_EXERCISE DESCRIPTION_: Scan the data below. Pull out each line where "What" occurs.

* Start GIVEN DATA *

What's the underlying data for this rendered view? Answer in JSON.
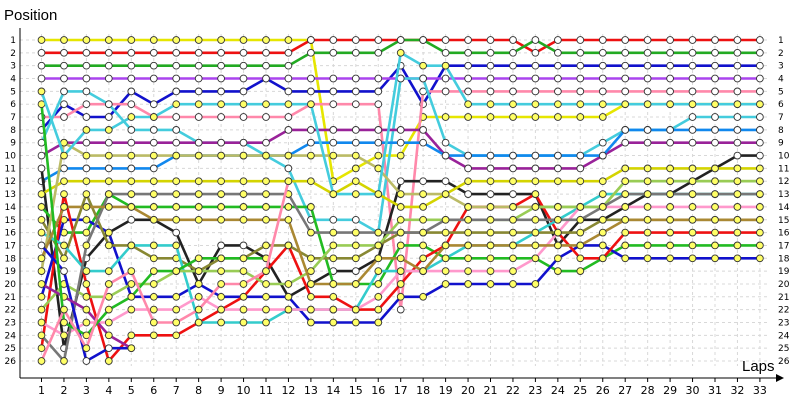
{
  "chart_data": {
    "type": "line",
    "xlabel": "Laps",
    "ylabel": "Position",
    "x_ticks": [
      1,
      2,
      3,
      4,
      5,
      6,
      7,
      8,
      9,
      10,
      11,
      12,
      13,
      14,
      15,
      16,
      17,
      18,
      19,
      20,
      21,
      22,
      23,
      24,
      25,
      26,
      27,
      28,
      29,
      30,
      31,
      32,
      33
    ],
    "left_ticks": [
      1,
      2,
      3,
      4,
      5,
      6,
      7,
      8,
      9,
      10,
      11,
      12,
      13,
      14,
      15,
      16,
      17,
      18,
      19,
      20,
      21,
      22,
      23,
      24,
      25,
      26
    ],
    "right_ticks": [
      1,
      2,
      3,
      4,
      5,
      6,
      7,
      8,
      9,
      10,
      11,
      12,
      13,
      14,
      15,
      16,
      17,
      18,
      19,
      20,
      21,
      22,
      23,
      24,
      25,
      26
    ],
    "xlim": [
      0,
      33.7
    ],
    "ylim": [
      26.5,
      0.5
    ],
    "grid": true,
    "series": [
      {
        "color": "#e6e600",
        "marker_fill": "#ffff66",
        "values": [
          1,
          1,
          1,
          1,
          1,
          1,
          1,
          1,
          1,
          1,
          1,
          1,
          1,
          12,
          11,
          10,
          10,
          7,
          7,
          7,
          7,
          7,
          7,
          7,
          7,
          7,
          6,
          6,
          6,
          6,
          6,
          6,
          6
        ]
      },
      {
        "color": "#ee1111",
        "marker_fill": "#ffffff",
        "values": [
          2,
          2,
          2,
          2,
          2,
          2,
          2,
          2,
          2,
          2,
          2,
          2,
          1,
          1,
          1,
          1,
          1,
          1,
          1,
          1,
          1,
          1,
          2,
          1,
          1,
          1,
          1,
          1,
          1,
          1,
          1,
          1,
          1
        ]
      },
      {
        "color": "#22aa22",
        "marker_fill": "#ffffff",
        "values": [
          3,
          3,
          3,
          3,
          3,
          3,
          3,
          3,
          3,
          3,
          3,
          3,
          2,
          2,
          2,
          2,
          1,
          1,
          2,
          2,
          2,
          2,
          1,
          2,
          2,
          2,
          2,
          2,
          2,
          2,
          2,
          2,
          2
        ]
      },
      {
        "color": "#1111cc",
        "marker_fill": "#ffffff",
        "values": [
          8,
          6,
          7,
          7,
          5,
          6,
          5,
          5,
          5,
          5,
          4,
          5,
          5,
          5,
          5,
          5,
          3,
          6,
          3,
          3,
          3,
          3,
          3,
          3,
          3,
          3,
          3,
          3,
          3,
          3,
          3,
          3,
          3
        ]
      },
      {
        "color": "#aa44ee",
        "marker_fill": "#ffffff",
        "values": [
          4,
          4,
          4,
          4,
          4,
          4,
          4,
          4,
          4,
          4,
          4,
          4,
          4,
          4,
          4,
          4,
          4,
          4,
          4,
          4,
          4,
          4,
          4,
          4,
          4,
          4,
          4,
          4,
          4,
          4,
          4,
          4,
          4
        ]
      },
      {
        "color": "#ff88aa",
        "marker_fill": "#ffffff",
        "values": [
          7,
          7,
          6,
          6,
          6,
          7,
          7,
          7,
          7,
          7,
          7,
          7,
          6,
          6,
          6,
          6,
          22,
          5,
          5,
          5,
          5,
          5,
          5,
          5,
          5,
          5,
          5,
          5,
          5,
          5,
          5,
          5,
          5
        ]
      },
      {
        "color": "#44ccdd",
        "marker_fill": "#ffffff",
        "values": [
          9,
          5,
          5,
          6,
          8,
          8,
          8,
          9,
          9,
          9,
          10,
          11,
          15,
          15,
          15,
          16,
          4,
          4,
          9,
          10,
          10,
          10,
          10,
          10,
          10,
          9,
          8,
          8,
          8,
          7,
          7,
          7,
          7
        ]
      },
      {
        "color": "#992299",
        "marker_fill": "#ffffff",
        "values": [
          10,
          9,
          9,
          9,
          9,
          9,
          9,
          9,
          9,
          9,
          9,
          8,
          8,
          8,
          8,
          8,
          8,
          8,
          10,
          11,
          11,
          11,
          11,
          11,
          11,
          10,
          9,
          9,
          9,
          9,
          9,
          9,
          9
        ]
      },
      {
        "color": "#1188ee",
        "marker_fill": "#ffffff",
        "values": [
          12,
          11,
          11,
          11,
          11,
          11,
          10,
          10,
          10,
          10,
          10,
          10,
          9,
          9,
          9,
          9,
          9,
          9,
          10,
          10,
          10,
          10,
          10,
          10,
          10,
          10,
          8,
          8,
          8,
          8,
          8,
          8,
          8
        ]
      },
      {
        "color": "#222222",
        "marker_fill": "#ffffff",
        "values": [
          11,
          25,
          18,
          16,
          15,
          15,
          16,
          20,
          17,
          17,
          18,
          21,
          20,
          19,
          19,
          18,
          12,
          12,
          12,
          13,
          13,
          13,
          13,
          17,
          15,
          15,
          14,
          13,
          13,
          12,
          11,
          10,
          10
        ]
      },
      {
        "color": "#d4d400",
        "marker_fill": "#ffff66",
        "values": [
          13,
          12,
          12,
          12,
          12,
          12,
          12,
          12,
          12,
          12,
          12,
          12,
          12,
          13,
          12,
          13,
          14,
          14,
          13,
          12,
          12,
          12,
          12,
          12,
          12,
          12,
          11,
          11,
          11,
          11,
          11,
          11,
          11
        ]
      },
      {
        "color": "#22bb22",
        "marker_fill": "#ffff66",
        "values": [
          14,
          16,
          16,
          13,
          14,
          14,
          14,
          14,
          14,
          14,
          14,
          14,
          14,
          20,
          20,
          20,
          17,
          17,
          18,
          18,
          18,
          18,
          18,
          19,
          19,
          18,
          17,
          17,
          17,
          17,
          17,
          17,
          17
        ]
      },
      {
        "color": "#1111cc",
        "marker_fill": "#ffff66",
        "values": [
          21,
          15,
          15,
          16,
          21,
          21,
          21,
          20,
          21,
          21,
          21,
          21,
          23,
          23,
          23,
          23,
          21,
          21,
          20,
          20,
          20,
          20,
          20,
          18,
          17,
          17,
          18,
          18,
          18,
          18,
          18,
          18,
          18
        ]
      },
      {
        "color": "#ee1111",
        "marker_fill": "#ffff66",
        "values": [
          25,
          13,
          20,
          26,
          24,
          24,
          24,
          23,
          22,
          21,
          19,
          17,
          21,
          21,
          22,
          22,
          20,
          18,
          17,
          14,
          14,
          14,
          13,
          16,
          18,
          18,
          16,
          16,
          16,
          16,
          16,
          16,
          16
        ]
      },
      {
        "color": "#888833",
        "marker_fill": "#ffff66",
        "values": [
          15,
          18,
          13,
          17,
          17,
          18,
          18,
          19,
          18,
          18,
          17,
          17,
          18,
          18,
          18,
          17,
          16,
          16,
          16,
          16,
          16,
          16,
          16,
          16,
          16,
          15,
          15,
          15,
          15,
          15,
          15,
          15,
          15
        ]
      },
      {
        "color": "#33cccc",
        "marker_fill": "#ffff66",
        "values": [
          16,
          17,
          19,
          19,
          17,
          17,
          17,
          23,
          23,
          23,
          23,
          22,
          22,
          22,
          22,
          19,
          19,
          19,
          18,
          17,
          17,
          17,
          16,
          15,
          14,
          13,
          13,
          13,
          13,
          13,
          13,
          13,
          13
        ]
      },
      {
        "color": "#ff99cc",
        "marker_fill": "#ffff66",
        "values": [
          23,
          24,
          23,
          23,
          22,
          22,
          22,
          21,
          22,
          22,
          22,
          22,
          22,
          22,
          22,
          21,
          19,
          19,
          19,
          19,
          19,
          19,
          18,
          16,
          14,
          14,
          14,
          14,
          14,
          14,
          14,
          14,
          14
        ]
      },
      {
        "color": "#bbbb66",
        "marker_fill": "#ffff66",
        "values": [
          19,
          9,
          10,
          10,
          10,
          10,
          10,
          10,
          10,
          10,
          10,
          10,
          10,
          10,
          10,
          11,
          13,
          13,
          13,
          14,
          14,
          14,
          14,
          14,
          14,
          14,
          12,
          12,
          12,
          12,
          12,
          12,
          12
        ]
      },
      {
        "color": "#99cc55",
        "marker_fill": "#ffff66",
        "values": [
          22,
          20,
          21,
          21,
          20,
          20,
          19,
          19,
          19,
          19,
          20,
          20,
          19,
          17,
          17,
          17,
          15,
          15,
          15,
          15,
          15,
          15,
          14,
          14,
          14,
          14,
          12,
          12,
          12,
          12,
          12,
          12,
          12
        ]
      },
      {
        "color": "#777777",
        "marker_fill": "#ffff66",
        "values": [
          24,
          26,
          17,
          13,
          13,
          13,
          13,
          13,
          13,
          13,
          13,
          13,
          16,
          16,
          16,
          16,
          16,
          16,
          15,
          15,
          15,
          15,
          15,
          15,
          15,
          14,
          13,
          13,
          13,
          13,
          13,
          13,
          13
        ]
      },
      {
        "color": "#aa8833",
        "marker_fill": "#ffff66",
        "values": [
          18,
          14,
          14,
          14,
          14,
          15,
          15,
          15,
          15,
          15,
          15,
          15,
          20,
          20,
          20,
          18,
          18,
          19,
          17,
          17,
          17,
          17,
          17,
          17,
          17,
          16,
          15,
          15,
          15,
          15,
          15,
          15,
          15
        ]
      },
      {
        "color": "#1111cc",
        "marker_fill": "#ffffff",
        "values": [
          17,
          19,
          26,
          25,
          25
        ]
      },
      {
        "color": "#992299",
        "marker_fill": "#ffff66",
        "values": [
          20,
          21,
          22,
          24,
          25
        ]
      },
      {
        "color": "#22bb22",
        "marker_fill": "#ffff66",
        "values": [
          6,
          23,
          24,
          22,
          21,
          19,
          19,
          18,
          18,
          18,
          18
        ]
      },
      {
        "color": "#ff88aa",
        "marker_fill": "#ffff66",
        "values": [
          26,
          22,
          25,
          20,
          19,
          23,
          23,
          22,
          20,
          20,
          19,
          12
        ]
      },
      {
        "color": "#44ccdd",
        "marker_fill": "#ffff66",
        "values": [
          5,
          10,
          8,
          8,
          7,
          7,
          6,
          6,
          6,
          6,
          6,
          6,
          6,
          13,
          13,
          13,
          2,
          3,
          3,
          6,
          6,
          6,
          6,
          6,
          6,
          6,
          6,
          6,
          6,
          6,
          6,
          6,
          6
        ]
      }
    ]
  }
}
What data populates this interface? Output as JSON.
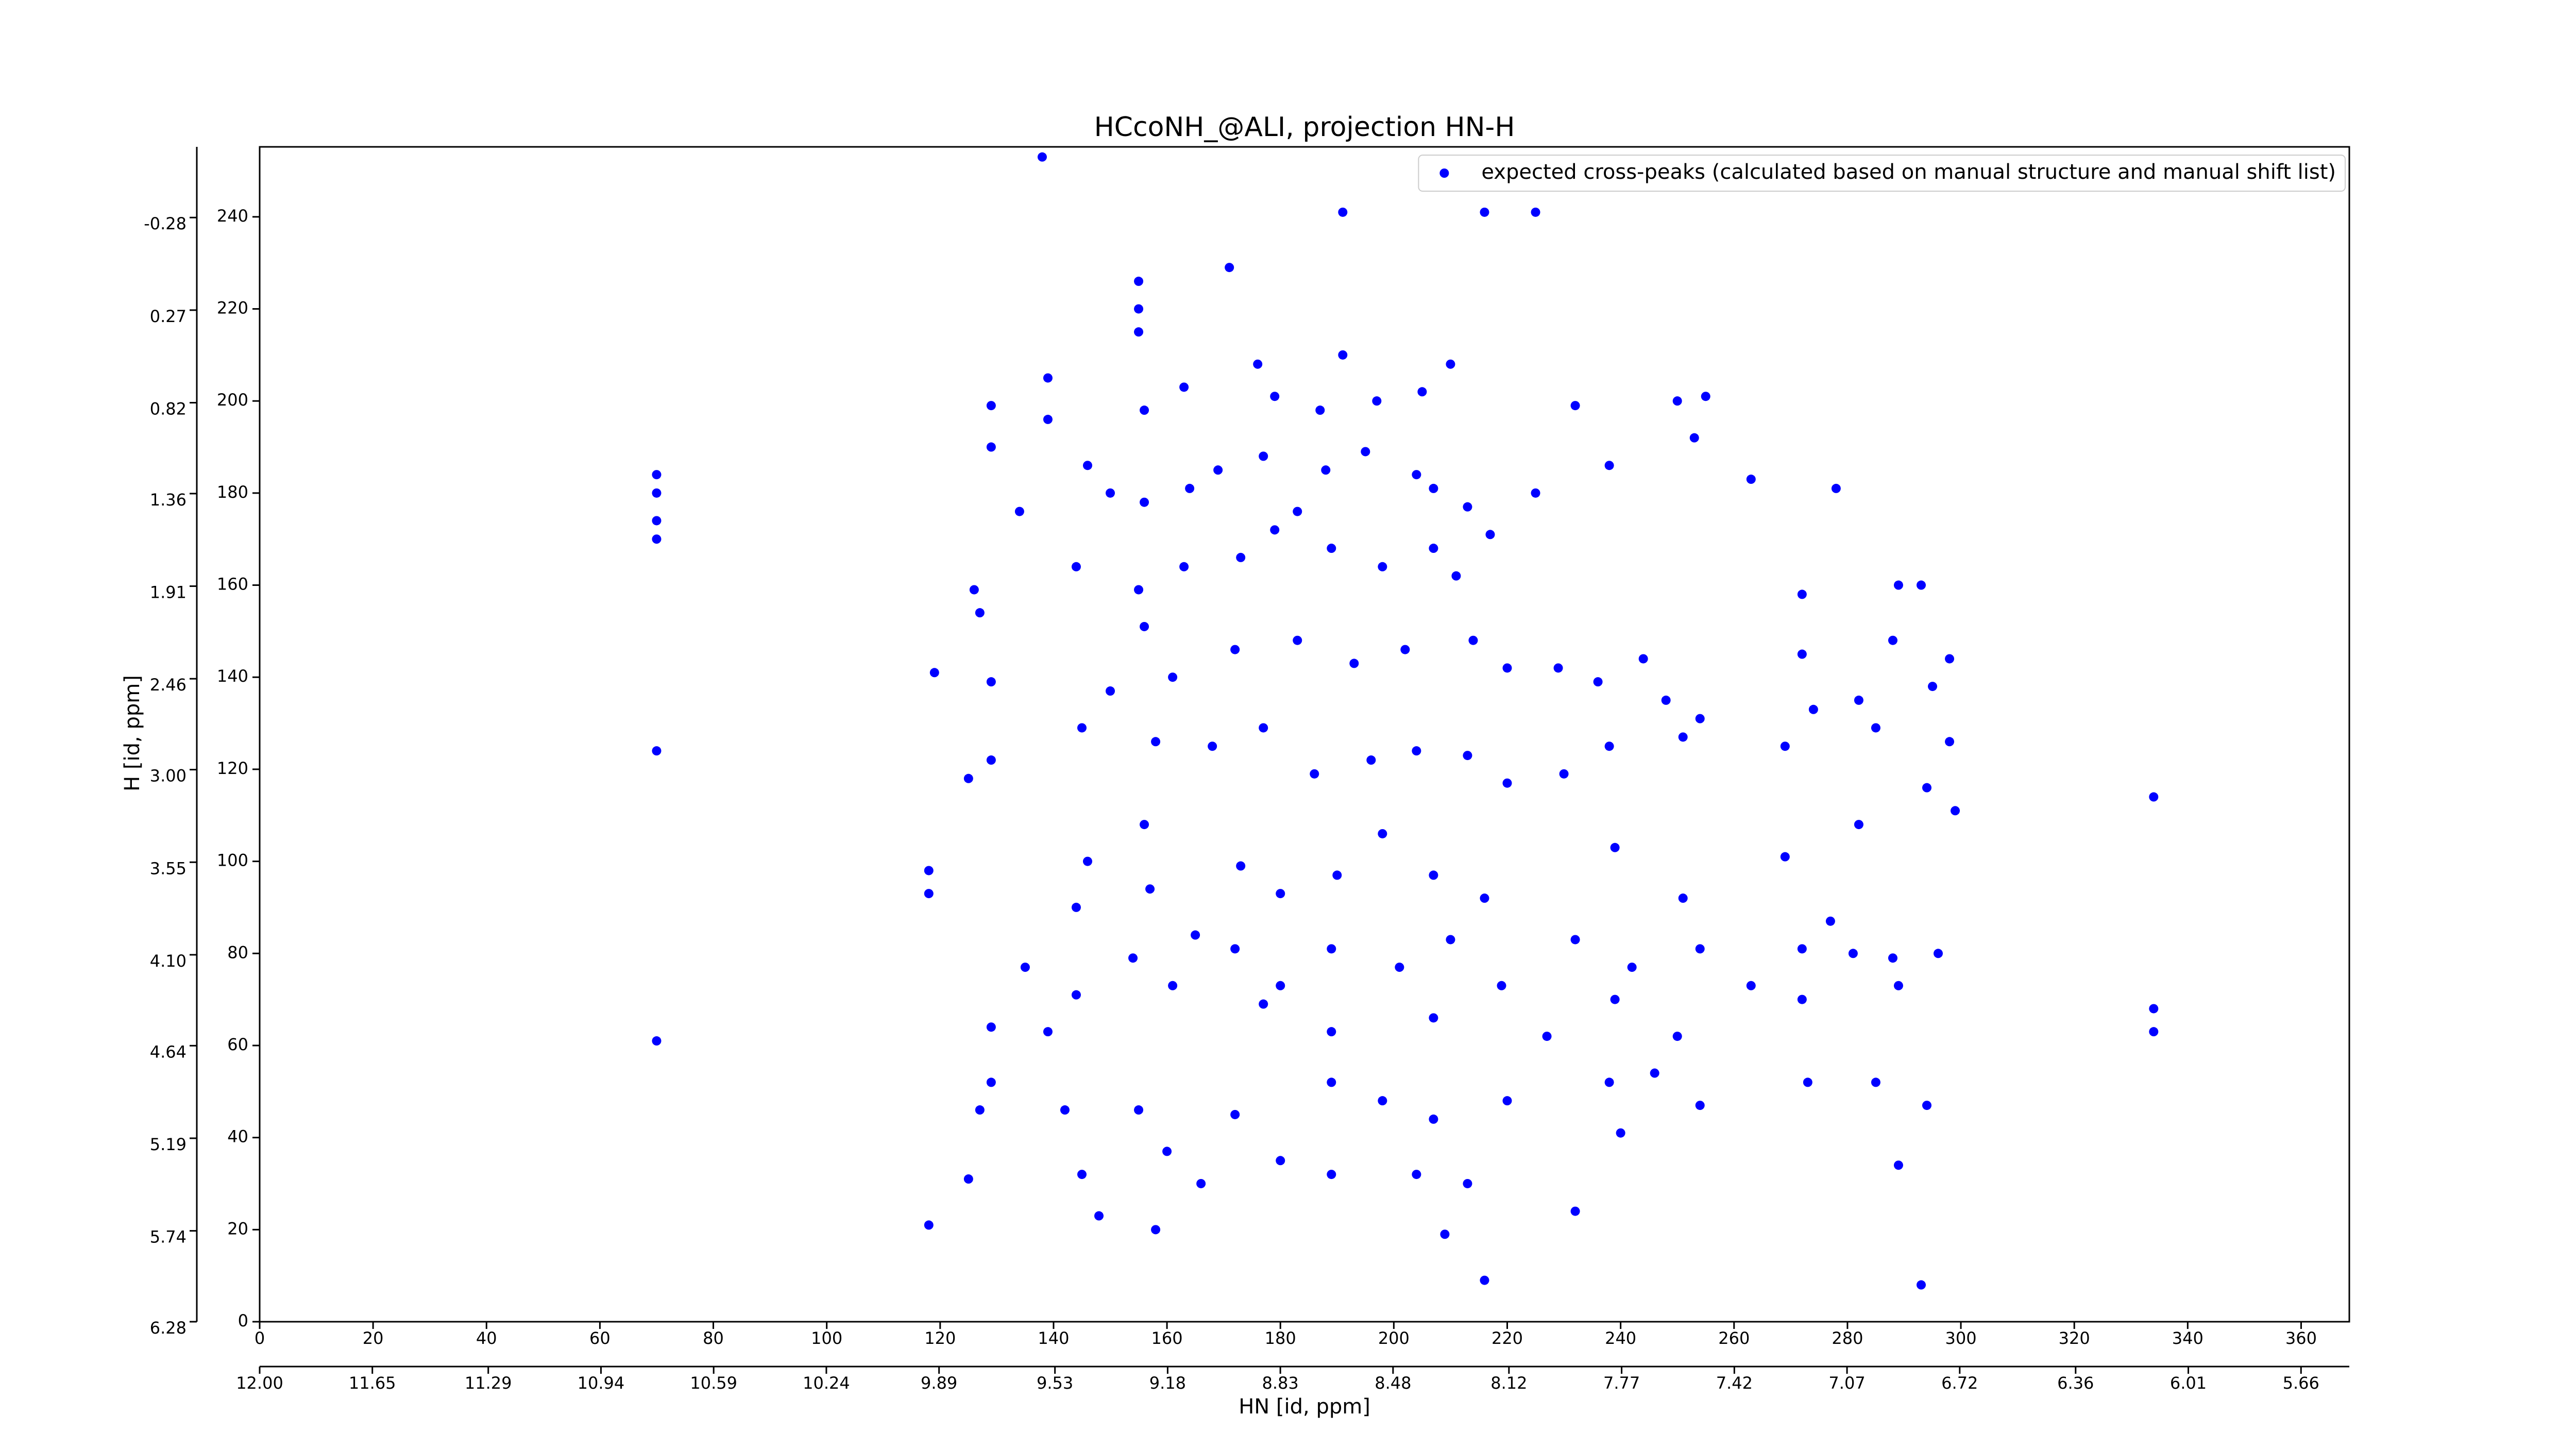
{
  "chart_data": {
    "type": "scatter",
    "title": "HCcoNH_@ALI, projection HN-H",
    "xlabel": "HN [id, ppm]",
    "ylabel": "H [id, ppm]",
    "legend": "upper right",
    "xlim": [
      0,
      368.5
    ],
    "xticks": [
      0,
      20,
      40,
      60,
      80,
      100,
      120,
      140,
      160,
      180,
      200,
      220,
      240,
      260,
      280,
      300,
      320,
      340,
      360
    ],
    "x2lim": [
      12.0,
      5.51
    ],
    "x2ticks": [
      {
        "value": 12.0,
        "label": "12.00"
      },
      11.65,
      11.29,
      10.94,
      10.59,
      10.24,
      9.89,
      9.53,
      9.18,
      8.83,
      8.48,
      8.12,
      7.77,
      7.42,
      7.07,
      6.72,
      6.36,
      6.01,
      5.66
    ],
    "ylim": [
      0,
      255.2
    ],
    "yticks": [
      0,
      20,
      40,
      60,
      80,
      100,
      120,
      140,
      160,
      180,
      200,
      220,
      240
    ],
    "y2lim": [
      6.28,
      -0.7
    ],
    "y2ticks": [
      6.28,
      5.74,
      5.19,
      4.64,
      {
        "value": 4.1,
        "label": "4.10"
      },
      3.55,
      {
        "value": 3.0,
        "label": "3.00"
      },
      2.46,
      1.91,
      1.36,
      0.82,
      0.27,
      -0.28
    ],
    "series": [
      {
        "name": "expected cross-peaks (calculated based on manual structure and manual shift list)",
        "color": "#0000ff",
        "x": [
          138,
          191,
          216,
          225,
          155,
          171,
          155,
          155,
          176,
          191,
          210,
          139,
          129,
          139,
          156,
          163,
          179,
          187,
          197,
          205,
          232,
          250,
          255,
          253,
          129,
          146,
          150,
          156,
          164,
          169,
          177,
          188,
          195,
          204,
          207,
          213,
          225,
          238,
          263,
          278,
          70,
          70,
          70,
          70,
          134,
          144,
          155,
          163,
          173,
          179,
          183,
          189,
          198,
          207,
          211,
          217,
          126,
          127,
          129,
          119,
          156,
          161,
          172,
          183,
          193,
          202,
          214,
          220,
          229,
          236,
          244,
          248,
          254,
          272,
          272,
          289,
          293,
          288,
          298,
          295,
          282,
          285,
          298,
          70,
          125,
          129,
          145,
          150,
          158,
          168,
          177,
          186,
          196,
          204,
          213,
          220,
          230,
          238,
          251,
          269,
          274,
          294,
          299,
          282,
          334,
          118,
          118,
          146,
          156,
          157,
          173,
          180,
          190,
          198,
          207,
          216,
          239,
          251,
          269,
          277,
          135,
          144,
          154,
          165,
          172,
          180,
          189,
          201,
          210,
          219,
          232,
          242,
          254,
          263,
          272,
          288,
          296,
          281,
          272,
          129,
          139,
          144,
          161,
          177,
          189,
          207,
          227,
          239,
          250,
          289,
          70,
          334,
          334,
          129,
          127,
          142,
          155,
          172,
          189,
          198,
          207,
          220,
          238,
          246,
          254,
          273,
          285,
          294,
          289,
          125,
          145,
          148,
          160,
          166,
          180,
          189,
          204,
          213,
          232,
          240,
          118,
          158,
          209,
          216,
          293
        ],
        "values": [
          253,
          241,
          241,
          241,
          226,
          229,
          220,
          215,
          208,
          210,
          208,
          205,
          199,
          196,
          198,
          203,
          201,
          198,
          200,
          202,
          199,
          200,
          201,
          192,
          190,
          186,
          180,
          178,
          181,
          185,
          188,
          185,
          189,
          184,
          181,
          177,
          180,
          186,
          183,
          181,
          184,
          180,
          174,
          170,
          176,
          164,
          159,
          164,
          166,
          172,
          176,
          168,
          164,
          168,
          162,
          171,
          159,
          154,
          139,
          141,
          151,
          140,
          146,
          148,
          143,
          146,
          148,
          142,
          142,
          139,
          144,
          135,
          131,
          158,
          145,
          160,
          160,
          148,
          144,
          138,
          135,
          129,
          126,
          124,
          118,
          122,
          129,
          137,
          126,
          125,
          129,
          119,
          122,
          124,
          123,
          117,
          119,
          125,
          127,
          125,
          133,
          116,
          111,
          108,
          114,
          98,
          93,
          100,
          108,
          94,
          99,
          93,
          97,
          106,
          97,
          92,
          103,
          92,
          101,
          87,
          77,
          90,
          79,
          84,
          81,
          73,
          81,
          77,
          83,
          73,
          83,
          77,
          81,
          73,
          81,
          79,
          80,
          80,
          70,
          64,
          63,
          71,
          73,
          69,
          63,
          66,
          62,
          70,
          62,
          73,
          61,
          68,
          63,
          52,
          46,
          46,
          46,
          45,
          52,
          48,
          44,
          48,
          52,
          54,
          47,
          52,
          52,
          47,
          34,
          31,
          32,
          23,
          37,
          30,
          35,
          32,
          32,
          30,
          24,
          41,
          21,
          20,
          19,
          9,
          8
        ]
      }
    ]
  }
}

* End GIVEN DATA *

_THE SOLUTION_:
What's the underlying data for this rendered view? Answer in JSON.
What data populates this interface? Output as JSON.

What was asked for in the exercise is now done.